• **Chart and figure data**:
========================

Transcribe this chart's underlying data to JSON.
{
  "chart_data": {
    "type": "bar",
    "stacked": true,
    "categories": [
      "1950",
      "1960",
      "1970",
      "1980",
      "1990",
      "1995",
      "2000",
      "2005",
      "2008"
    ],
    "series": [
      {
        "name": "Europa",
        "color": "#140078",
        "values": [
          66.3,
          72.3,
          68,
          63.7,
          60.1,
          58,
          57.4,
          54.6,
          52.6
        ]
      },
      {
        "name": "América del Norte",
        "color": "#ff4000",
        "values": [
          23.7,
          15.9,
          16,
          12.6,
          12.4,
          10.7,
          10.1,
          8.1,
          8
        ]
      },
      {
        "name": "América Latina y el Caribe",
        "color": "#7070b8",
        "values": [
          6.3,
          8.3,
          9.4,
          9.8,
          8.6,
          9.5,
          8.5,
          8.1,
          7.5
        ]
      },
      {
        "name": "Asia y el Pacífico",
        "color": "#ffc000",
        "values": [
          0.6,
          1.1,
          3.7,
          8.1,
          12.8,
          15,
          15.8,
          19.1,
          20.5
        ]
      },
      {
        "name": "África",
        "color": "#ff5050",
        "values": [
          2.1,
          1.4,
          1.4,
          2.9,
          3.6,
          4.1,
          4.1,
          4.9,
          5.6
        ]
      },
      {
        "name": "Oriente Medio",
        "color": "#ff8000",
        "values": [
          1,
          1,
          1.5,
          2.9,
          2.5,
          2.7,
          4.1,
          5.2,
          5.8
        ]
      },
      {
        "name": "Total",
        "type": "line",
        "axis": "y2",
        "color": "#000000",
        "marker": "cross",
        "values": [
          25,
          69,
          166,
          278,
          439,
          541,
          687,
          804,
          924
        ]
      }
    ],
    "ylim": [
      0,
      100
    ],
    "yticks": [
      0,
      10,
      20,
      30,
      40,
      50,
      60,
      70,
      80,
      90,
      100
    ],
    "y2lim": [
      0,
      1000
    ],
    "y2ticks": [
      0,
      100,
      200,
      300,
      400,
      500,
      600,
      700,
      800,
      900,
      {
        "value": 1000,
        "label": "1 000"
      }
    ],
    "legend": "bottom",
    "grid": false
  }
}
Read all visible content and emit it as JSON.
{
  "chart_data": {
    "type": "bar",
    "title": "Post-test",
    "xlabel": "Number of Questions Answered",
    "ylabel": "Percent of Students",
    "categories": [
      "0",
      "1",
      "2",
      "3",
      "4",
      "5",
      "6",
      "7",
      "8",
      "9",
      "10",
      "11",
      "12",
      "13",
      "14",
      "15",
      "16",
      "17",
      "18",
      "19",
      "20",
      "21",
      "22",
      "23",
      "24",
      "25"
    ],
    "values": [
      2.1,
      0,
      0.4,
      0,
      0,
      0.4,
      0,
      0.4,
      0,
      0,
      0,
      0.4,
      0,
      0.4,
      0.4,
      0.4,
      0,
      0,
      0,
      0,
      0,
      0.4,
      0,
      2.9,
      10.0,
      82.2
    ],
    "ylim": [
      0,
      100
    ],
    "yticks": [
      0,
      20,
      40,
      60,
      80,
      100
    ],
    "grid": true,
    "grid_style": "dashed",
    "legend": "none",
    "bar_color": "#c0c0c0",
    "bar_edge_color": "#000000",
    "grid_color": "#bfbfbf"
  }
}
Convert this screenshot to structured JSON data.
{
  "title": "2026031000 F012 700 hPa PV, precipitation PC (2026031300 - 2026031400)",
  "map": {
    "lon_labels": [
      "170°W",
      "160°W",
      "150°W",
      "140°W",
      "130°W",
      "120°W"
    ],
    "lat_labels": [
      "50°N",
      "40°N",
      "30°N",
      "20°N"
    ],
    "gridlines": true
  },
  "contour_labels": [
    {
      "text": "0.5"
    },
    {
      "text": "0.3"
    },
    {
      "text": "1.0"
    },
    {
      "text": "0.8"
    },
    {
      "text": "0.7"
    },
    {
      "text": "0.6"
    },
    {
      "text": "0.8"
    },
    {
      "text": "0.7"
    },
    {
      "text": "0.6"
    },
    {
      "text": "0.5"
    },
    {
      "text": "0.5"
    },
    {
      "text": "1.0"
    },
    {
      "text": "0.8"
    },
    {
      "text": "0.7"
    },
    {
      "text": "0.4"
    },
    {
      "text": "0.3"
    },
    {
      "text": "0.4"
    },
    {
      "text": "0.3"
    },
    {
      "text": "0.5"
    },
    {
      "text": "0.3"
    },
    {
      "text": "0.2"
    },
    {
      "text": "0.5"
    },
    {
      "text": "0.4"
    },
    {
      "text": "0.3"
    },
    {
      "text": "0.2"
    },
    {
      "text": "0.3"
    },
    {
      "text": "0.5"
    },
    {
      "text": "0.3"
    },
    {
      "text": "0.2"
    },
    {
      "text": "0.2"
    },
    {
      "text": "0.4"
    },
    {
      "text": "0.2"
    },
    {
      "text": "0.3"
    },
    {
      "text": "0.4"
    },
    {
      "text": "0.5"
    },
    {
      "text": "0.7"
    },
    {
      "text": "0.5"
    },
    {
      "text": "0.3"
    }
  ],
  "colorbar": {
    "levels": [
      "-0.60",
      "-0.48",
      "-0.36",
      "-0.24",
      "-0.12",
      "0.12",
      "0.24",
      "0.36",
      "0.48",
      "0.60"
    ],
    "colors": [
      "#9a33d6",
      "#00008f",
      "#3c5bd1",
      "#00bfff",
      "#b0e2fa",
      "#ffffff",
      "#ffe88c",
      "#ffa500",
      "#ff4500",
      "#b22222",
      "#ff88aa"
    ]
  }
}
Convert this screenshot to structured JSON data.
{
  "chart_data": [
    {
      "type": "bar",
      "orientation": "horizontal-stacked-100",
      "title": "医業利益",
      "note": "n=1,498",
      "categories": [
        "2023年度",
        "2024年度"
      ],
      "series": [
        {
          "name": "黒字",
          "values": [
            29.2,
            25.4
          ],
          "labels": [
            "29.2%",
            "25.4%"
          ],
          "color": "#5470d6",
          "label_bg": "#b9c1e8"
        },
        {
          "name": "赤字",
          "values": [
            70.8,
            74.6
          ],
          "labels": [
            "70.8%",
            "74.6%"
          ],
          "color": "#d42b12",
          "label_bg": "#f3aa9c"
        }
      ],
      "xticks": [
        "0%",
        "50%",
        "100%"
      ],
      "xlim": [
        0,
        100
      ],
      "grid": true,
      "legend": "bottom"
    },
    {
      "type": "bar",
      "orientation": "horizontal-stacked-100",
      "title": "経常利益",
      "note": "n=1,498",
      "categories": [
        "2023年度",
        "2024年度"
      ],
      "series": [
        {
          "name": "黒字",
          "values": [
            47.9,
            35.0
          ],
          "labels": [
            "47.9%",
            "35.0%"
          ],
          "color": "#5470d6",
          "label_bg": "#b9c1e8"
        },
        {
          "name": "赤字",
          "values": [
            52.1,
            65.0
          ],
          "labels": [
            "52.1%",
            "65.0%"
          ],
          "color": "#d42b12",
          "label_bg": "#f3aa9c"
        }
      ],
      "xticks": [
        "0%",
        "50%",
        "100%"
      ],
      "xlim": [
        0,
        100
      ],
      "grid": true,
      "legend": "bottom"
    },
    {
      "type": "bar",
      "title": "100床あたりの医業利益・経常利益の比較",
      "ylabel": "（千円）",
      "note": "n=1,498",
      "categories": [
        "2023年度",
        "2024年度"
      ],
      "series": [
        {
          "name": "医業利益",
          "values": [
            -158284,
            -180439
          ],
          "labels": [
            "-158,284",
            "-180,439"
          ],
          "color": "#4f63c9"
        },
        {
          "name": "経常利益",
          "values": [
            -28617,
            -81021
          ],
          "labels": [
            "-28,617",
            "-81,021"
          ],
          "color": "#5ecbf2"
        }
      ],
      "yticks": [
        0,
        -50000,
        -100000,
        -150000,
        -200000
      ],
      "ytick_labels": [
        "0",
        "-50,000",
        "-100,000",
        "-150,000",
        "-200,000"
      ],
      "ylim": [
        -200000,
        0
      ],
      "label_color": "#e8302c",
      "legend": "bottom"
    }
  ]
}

========================

• **What to do**: What is the number of lines containing "title"? Give that number only.

• **Solution to the exercise**: 5